# What to do:
Reply with one number: the count of lines in the records below that hold "values".

======

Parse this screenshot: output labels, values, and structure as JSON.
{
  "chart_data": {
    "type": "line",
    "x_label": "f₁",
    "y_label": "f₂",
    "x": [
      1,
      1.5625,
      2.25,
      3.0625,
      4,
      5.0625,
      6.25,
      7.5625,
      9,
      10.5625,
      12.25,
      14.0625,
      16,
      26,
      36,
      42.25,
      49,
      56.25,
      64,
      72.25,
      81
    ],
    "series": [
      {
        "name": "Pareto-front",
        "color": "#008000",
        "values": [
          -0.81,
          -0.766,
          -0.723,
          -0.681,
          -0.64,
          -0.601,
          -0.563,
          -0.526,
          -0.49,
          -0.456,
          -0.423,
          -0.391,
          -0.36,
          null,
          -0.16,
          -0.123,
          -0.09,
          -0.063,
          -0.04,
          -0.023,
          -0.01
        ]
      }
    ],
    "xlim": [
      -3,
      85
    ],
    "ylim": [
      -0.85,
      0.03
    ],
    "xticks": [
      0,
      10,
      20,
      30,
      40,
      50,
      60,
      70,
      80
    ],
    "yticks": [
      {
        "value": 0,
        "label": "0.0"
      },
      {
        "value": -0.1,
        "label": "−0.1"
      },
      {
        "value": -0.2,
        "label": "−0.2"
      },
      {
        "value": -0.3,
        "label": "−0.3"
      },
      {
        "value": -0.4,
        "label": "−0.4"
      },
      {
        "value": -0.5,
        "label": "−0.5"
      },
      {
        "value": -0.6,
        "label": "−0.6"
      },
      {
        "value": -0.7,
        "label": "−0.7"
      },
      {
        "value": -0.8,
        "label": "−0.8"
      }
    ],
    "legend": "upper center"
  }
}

======

# The answer:
2